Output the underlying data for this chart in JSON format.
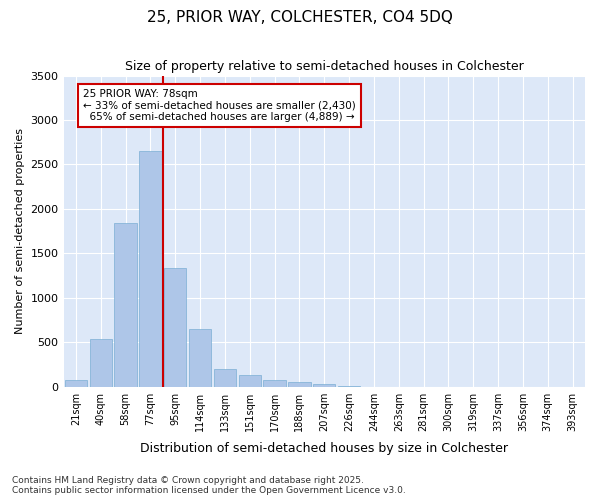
{
  "title": "25, PRIOR WAY, COLCHESTER, CO4 5DQ",
  "subtitle": "Size of property relative to semi-detached houses in Colchester",
  "xlabel": "Distribution of semi-detached houses by size in Colchester",
  "ylabel": "Number of semi-detached properties",
  "categories": [
    "21sqm",
    "40sqm",
    "58sqm",
    "77sqm",
    "95sqm",
    "114sqm",
    "133sqm",
    "151sqm",
    "170sqm",
    "188sqm",
    "207sqm",
    "226sqm",
    "244sqm",
    "263sqm",
    "281sqm",
    "300sqm",
    "319sqm",
    "337sqm",
    "356sqm",
    "374sqm",
    "393sqm"
  ],
  "values": [
    80,
    540,
    1840,
    2650,
    1330,
    650,
    200,
    130,
    80,
    50,
    30,
    10,
    0,
    0,
    0,
    0,
    0,
    0,
    0,
    0,
    0
  ],
  "bar_color": "#aec6e8",
  "bar_edge_color": "#7bafd4",
  "property_label": "25 PRIOR WAY: 78sqm",
  "pct_smaller": 33,
  "pct_larger": 65,
  "count_smaller": 2430,
  "count_larger": 4889,
  "vline_x_index": 3,
  "vline_color": "#cc0000",
  "ylim": [
    0,
    3500
  ],
  "yticks": [
    0,
    500,
    1000,
    1500,
    2000,
    2500,
    3000,
    3500
  ],
  "background_color": "#dde8f8",
  "footer_line1": "Contains HM Land Registry data © Crown copyright and database right 2025.",
  "footer_line2": "Contains public sector information licensed under the Open Government Licence v3.0."
}
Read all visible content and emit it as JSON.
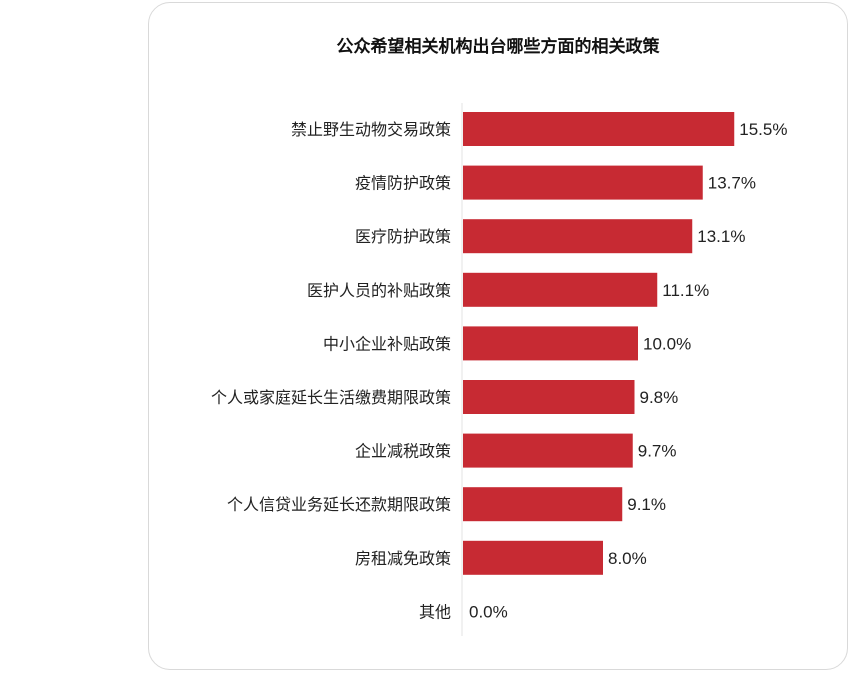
{
  "chart_data": {
    "type": "bar",
    "orientation": "horizontal",
    "title": "公众希望相关机构出台哪些方面的相关政策",
    "categories": [
      "禁止野生动物交易政策",
      "疫情防护政策",
      "医疗防护政策",
      "医护人员的补贴政策",
      "中小企业补贴政策",
      "个人或家庭延长生活缴费期限政策",
      "企业减税政策",
      "个人信贷业务延长还款期限政策",
      "房租减免政策",
      "其他"
    ],
    "values": [
      15.5,
      13.7,
      13.1,
      11.1,
      10.0,
      9.8,
      9.7,
      9.1,
      8.0,
      0.0
    ],
    "value_labels": [
      "15.5%",
      "13.7%",
      "13.1%",
      "11.1%",
      "10.0%",
      "9.8%",
      "9.7%",
      "9.1%",
      "8.0%",
      "0.0%"
    ],
    "bar_color": "#c72a33",
    "grid": false,
    "legend": "none"
  }
}
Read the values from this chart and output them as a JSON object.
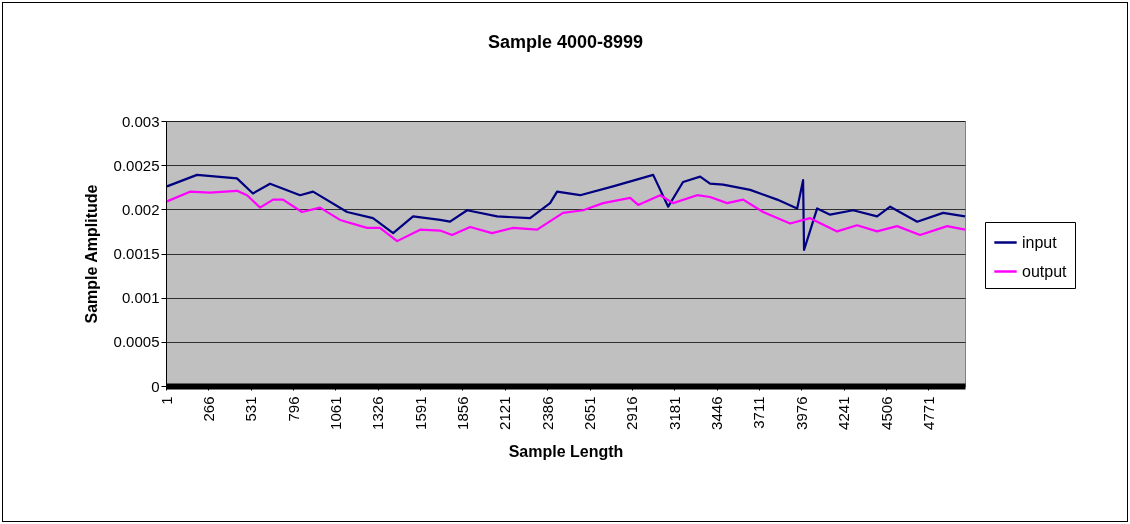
{
  "chart_data": {
    "type": "line",
    "title": "Sample 4000-8999",
    "xlabel": "Sample Length",
    "ylabel": "Sample Amplitude",
    "xlim": [
      1,
      5000
    ],
    "xticks": [
      1,
      266,
      531,
      796,
      1061,
      1326,
      1591,
      1856,
      2121,
      2386,
      2651,
      2916,
      3181,
      3446,
      3711,
      3976,
      4241,
      4506,
      4771
    ],
    "ylim": [
      0,
      0.003
    ],
    "yticks": [
      0,
      0.0005,
      0.001,
      0.0015,
      0.002,
      0.0025,
      0.003
    ],
    "grid": "y",
    "legend": "right",
    "marker": "none",
    "line_style": "solid",
    "series": [
      {
        "name": "input",
        "color": "#000080",
        "x": [
          7,
          195,
          445,
          545,
          652,
          840,
          921,
          1134,
          1296,
          1422,
          1547,
          1716,
          1778,
          1885,
          2073,
          2279,
          2404,
          2448,
          2592,
          2798,
          3049,
          3143,
          3236,
          3343,
          3405,
          3487,
          3656,
          3825,
          3950,
          3987,
          3993,
          4075,
          4156,
          4300,
          4450,
          4532,
          4701,
          4863,
          5000
        ],
        "values": [
          0.00226,
          0.00239,
          0.00235,
          0.00218,
          0.00229,
          0.00216,
          0.0022,
          0.00197,
          0.0019,
          0.00173,
          0.00192,
          0.00188,
          0.00186,
          0.00199,
          0.00192,
          0.0019,
          0.00207,
          0.0022,
          0.00216,
          0.00226,
          0.00239,
          0.00203,
          0.00231,
          0.00237,
          0.00229,
          0.00228,
          0.00222,
          0.00211,
          0.00201,
          0.00233,
          0.00154,
          0.00201,
          0.00194,
          0.00199,
          0.00192,
          0.00203,
          0.00186,
          0.00196,
          0.00192
        ]
      },
      {
        "name": "output",
        "color": "#ff00ff",
        "x": [
          7,
          151,
          276,
          445,
          508,
          589,
          671,
          733,
          852,
          965,
          1090,
          1259,
          1340,
          1447,
          1591,
          1716,
          1791,
          1904,
          2041,
          2173,
          2323,
          2485,
          2611,
          2736,
          2905,
          2955,
          3093,
          3174,
          3324,
          3405,
          3512,
          3612,
          3737,
          3906,
          4031,
          4200,
          4325,
          4450,
          4575,
          4719,
          4888,
          5000
        ],
        "values": [
          0.00209,
          0.0022,
          0.00219,
          0.00221,
          0.00216,
          0.00202,
          0.00211,
          0.00211,
          0.00197,
          0.00202,
          0.00188,
          0.00179,
          0.00179,
          0.00164,
          0.00177,
          0.00176,
          0.00171,
          0.0018,
          0.00173,
          0.00179,
          0.00177,
          0.00196,
          0.00199,
          0.00207,
          0.00213,
          0.00205,
          0.00216,
          0.00207,
          0.00216,
          0.00214,
          0.00207,
          0.00211,
          0.00197,
          0.00184,
          0.0019,
          0.00175,
          0.00182,
          0.00175,
          0.00181,
          0.00171,
          0.00181,
          0.00177
        ]
      }
    ]
  }
}
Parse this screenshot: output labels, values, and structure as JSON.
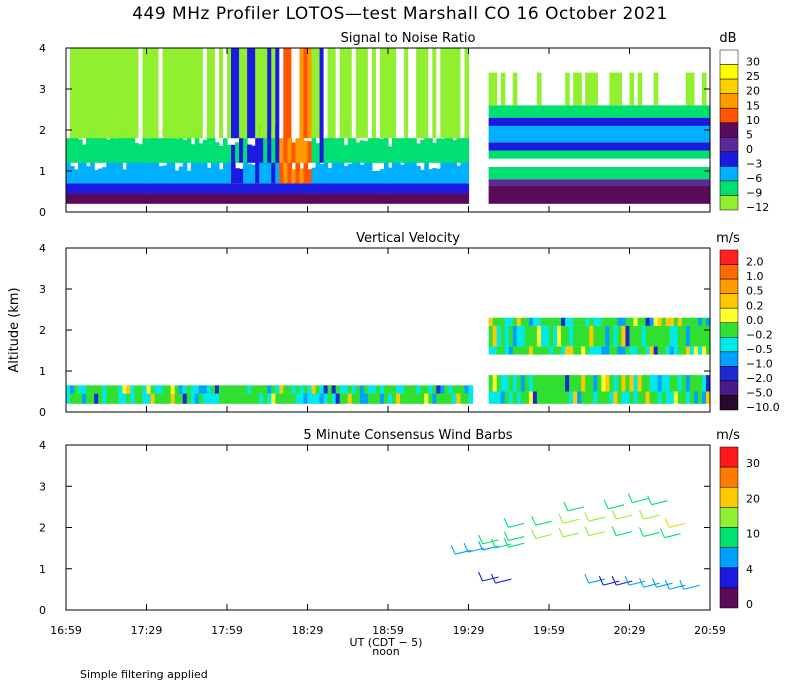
{
  "title": "449 MHz Profiler LOTOS—test Marshall CO 16 October 2021",
  "footnote": "Simple filtering applied",
  "chart_data": [
    {
      "type": "heatmap",
      "title": "Signal to Noise Ratio",
      "unit": "dB",
      "ylabel": "",
      "ylim": [
        0,
        4
      ],
      "yticks": [
        "0",
        "1",
        "2",
        "3",
        "4"
      ],
      "colorbar_labels": [
        "30",
        "25",
        "20",
        "15",
        "10",
        "5",
        "0",
        "−3",
        "−6",
        "−9",
        "−12"
      ],
      "colors": [
        "#ffffff",
        "#ffff00",
        "#ffd000",
        "#ff9900",
        "#ff5500",
        "#5a0a5a",
        "#5a2a9a",
        "#1a1ae0",
        "#00b0ff",
        "#00e070",
        "#90f030"
      ],
      "data_gap_hours": [
        19.5,
        19.6
      ]
    },
    {
      "type": "heatmap",
      "title": "Vertical Velocity",
      "unit": "m/s",
      "ylabel": "Altitude (km)",
      "ylim": [
        0,
        4
      ],
      "yticks": [
        "0",
        "1",
        "2",
        "3",
        "4"
      ],
      "colorbar_labels": [
        "2.0",
        "1.0",
        "0.5",
        "0.2",
        "0.0",
        "−0.2",
        "−0.5",
        "−1.0",
        "−2.0",
        "−5.0",
        "−10.0"
      ],
      "colors": [
        "#ff2020",
        "#ff6a00",
        "#ff9a00",
        "#ffc800",
        "#ffff30",
        "#30e030",
        "#00e8e8",
        "#00a0ff",
        "#1a2ad0",
        "#4a1a8a",
        "#2a0a2a"
      ]
    },
    {
      "type": "scatter",
      "title": "5 Minute Consensus Wind Barbs",
      "unit": "m/s",
      "ylabel": "",
      "ylim": [
        0,
        4
      ],
      "yticks": [
        "0",
        "1",
        "2",
        "3",
        "4"
      ],
      "colorbar_labels": [
        "30",
        "20",
        "10",
        "4",
        "0"
      ],
      "colors": [
        "#ff1a1a",
        "#ff7a00",
        "#ffc800",
        "#90f030",
        "#00e070",
        "#00a0ff",
        "#1a1ae0",
        "#5a0a5a"
      ],
      "barbs": [
        {
          "t": 19.5,
          "alt": 1.45,
          "speed": 5
        },
        {
          "t": 19.58,
          "alt": 1.5,
          "speed": 5
        },
        {
          "t": 19.67,
          "alt": 1.55,
          "speed": 5
        },
        {
          "t": 19.75,
          "alt": 1.6,
          "speed": 6
        },
        {
          "t": 19.83,
          "alt": 1.62,
          "speed": 6
        },
        {
          "t": 19.67,
          "alt": 1.7,
          "speed": 9
        },
        {
          "t": 19.83,
          "alt": 1.78,
          "speed": 9
        },
        {
          "t": 20.0,
          "alt": 1.83,
          "speed": 10
        },
        {
          "t": 20.17,
          "alt": 1.87,
          "speed": 10
        },
        {
          "t": 20.33,
          "alt": 1.9,
          "speed": 10
        },
        {
          "t": 20.5,
          "alt": 1.9,
          "speed": 9
        },
        {
          "t": 20.67,
          "alt": 1.88,
          "speed": 9
        },
        {
          "t": 20.8,
          "alt": 1.85,
          "speed": 8
        },
        {
          "t": 19.83,
          "alt": 2.1,
          "speed": 9
        },
        {
          "t": 20.0,
          "alt": 2.15,
          "speed": 9
        },
        {
          "t": 20.17,
          "alt": 2.2,
          "speed": 10
        },
        {
          "t": 20.33,
          "alt": 2.25,
          "speed": 10
        },
        {
          "t": 20.5,
          "alt": 2.3,
          "speed": 11
        },
        {
          "t": 20.67,
          "alt": 2.3,
          "speed": 12
        },
        {
          "t": 20.83,
          "alt": 2.1,
          "speed": 14
        },
        {
          "t": 20.2,
          "alt": 2.5,
          "speed": 9
        },
        {
          "t": 20.45,
          "alt": 2.55,
          "speed": 9
        },
        {
          "t": 20.6,
          "alt": 2.7,
          "speed": 9
        },
        {
          "t": 20.72,
          "alt": 2.65,
          "speed": 9
        },
        {
          "t": 19.67,
          "alt": 0.8,
          "speed": 2
        },
        {
          "t": 19.75,
          "alt": 0.75,
          "speed": 2
        },
        {
          "t": 20.33,
          "alt": 0.75,
          "speed": 4
        },
        {
          "t": 20.42,
          "alt": 0.7,
          "speed": 3
        },
        {
          "t": 20.5,
          "alt": 0.7,
          "speed": 3
        },
        {
          "t": 20.58,
          "alt": 0.7,
          "speed": 4
        },
        {
          "t": 20.67,
          "alt": 0.65,
          "speed": 4
        },
        {
          "t": 20.75,
          "alt": 0.65,
          "speed": 4
        },
        {
          "t": 20.83,
          "alt": 0.6,
          "speed": 4
        },
        {
          "t": 20.92,
          "alt": 0.6,
          "speed": 4
        }
      ]
    }
  ],
  "xaxis": {
    "ticks": [
      "16:59",
      "17:29",
      "17:59",
      "18:29",
      "18:59",
      "19:29",
      "19:59",
      "20:29",
      "20:59"
    ],
    "xlabel": "UT  (CDT − 5)",
    "noon_label": "noon"
  }
}
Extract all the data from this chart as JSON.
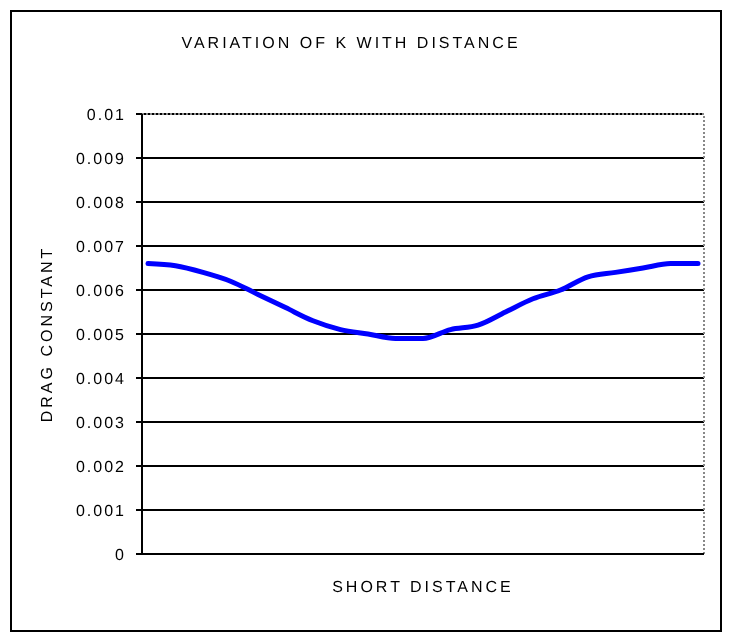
{
  "chart_data": {
    "type": "line",
    "title": "VARIATION OF K WITH DISTANCE",
    "xlabel": "SHORT DISTANCE",
    "ylabel": "DRAG CONSTANT",
    "categories": [
      null,
      null,
      null,
      null,
      null,
      null,
      null,
      null,
      null,
      null,
      null,
      null,
      null,
      null,
      null,
      null,
      null,
      null,
      null,
      null,
      null
    ],
    "series": [
      {
        "color": "#0000ff",
        "values": [
          0.0066,
          0.00655,
          0.0064,
          0.0062,
          0.0059,
          0.0056,
          0.0053,
          0.0051,
          0.005,
          0.0049,
          0.0049,
          0.0051,
          0.0052,
          0.0055,
          0.0058,
          0.006,
          0.0063,
          0.0064,
          0.0065,
          0.0066,
          0.0066
        ]
      }
    ],
    "ylim": [
      0,
      0.01
    ],
    "yticks": [
      0,
      0.001,
      0.002,
      0.003,
      0.004,
      0.005,
      0.006,
      0.007,
      0.008,
      0.009,
      0.01
    ],
    "grid": "y",
    "marker": "none",
    "line_style": "solid"
  }
}
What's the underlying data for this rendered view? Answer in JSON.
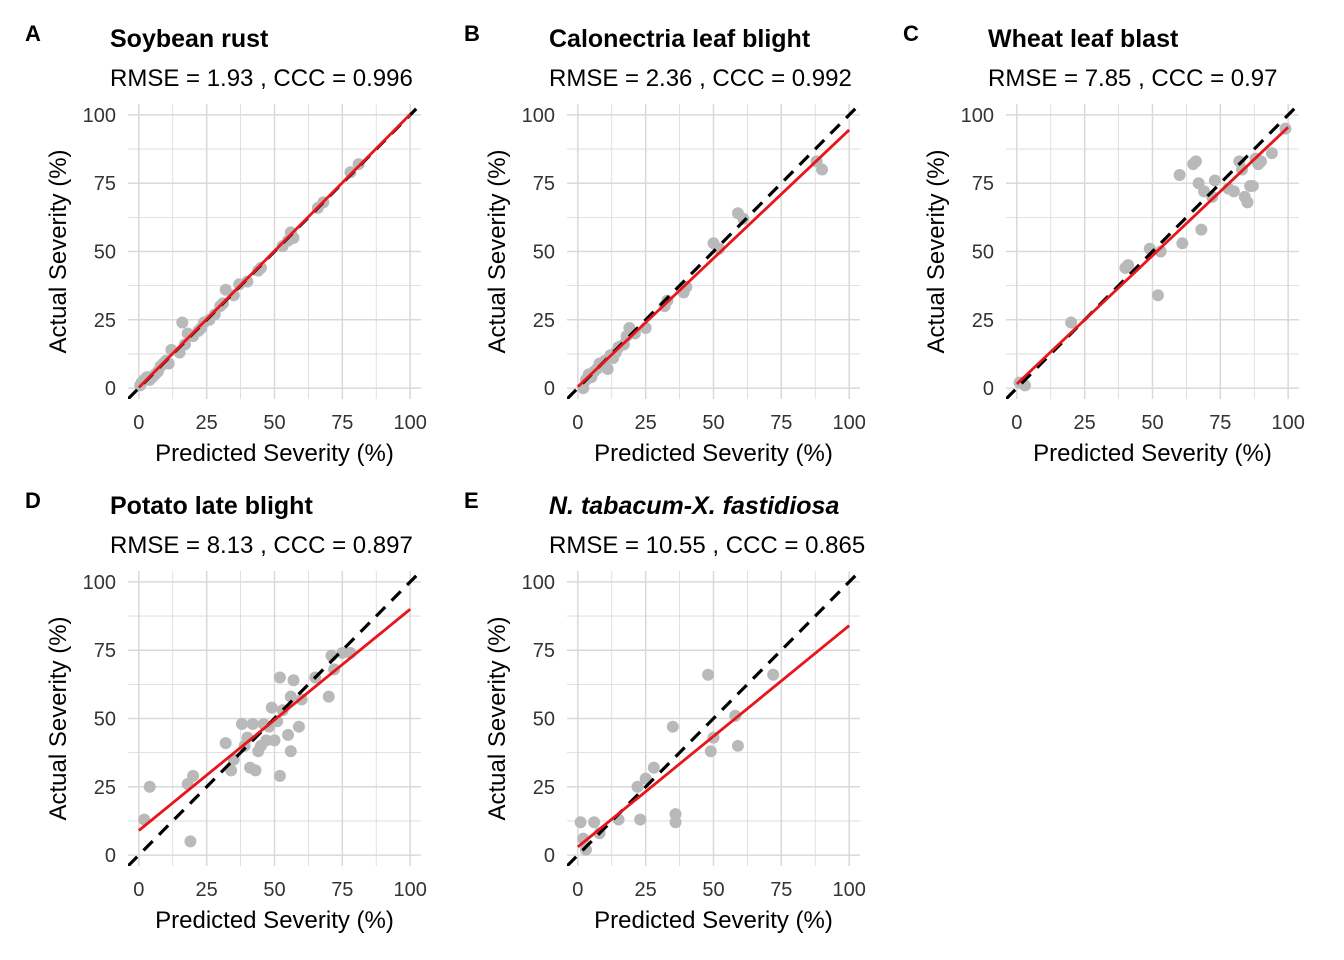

▸ **PROBLEM REQUIREMENTS**: Among the lines of the material, find those that hold the word "semi" and copy them.

▸ **RESPONSE BELOW**:
  "subtitle": "Size of property relative to semi-detached houses in Colchester",
  "xlabel": "Distribution of semi-detached houses by size in Colchester",
  "ylabel": "Number of semi-detached properties",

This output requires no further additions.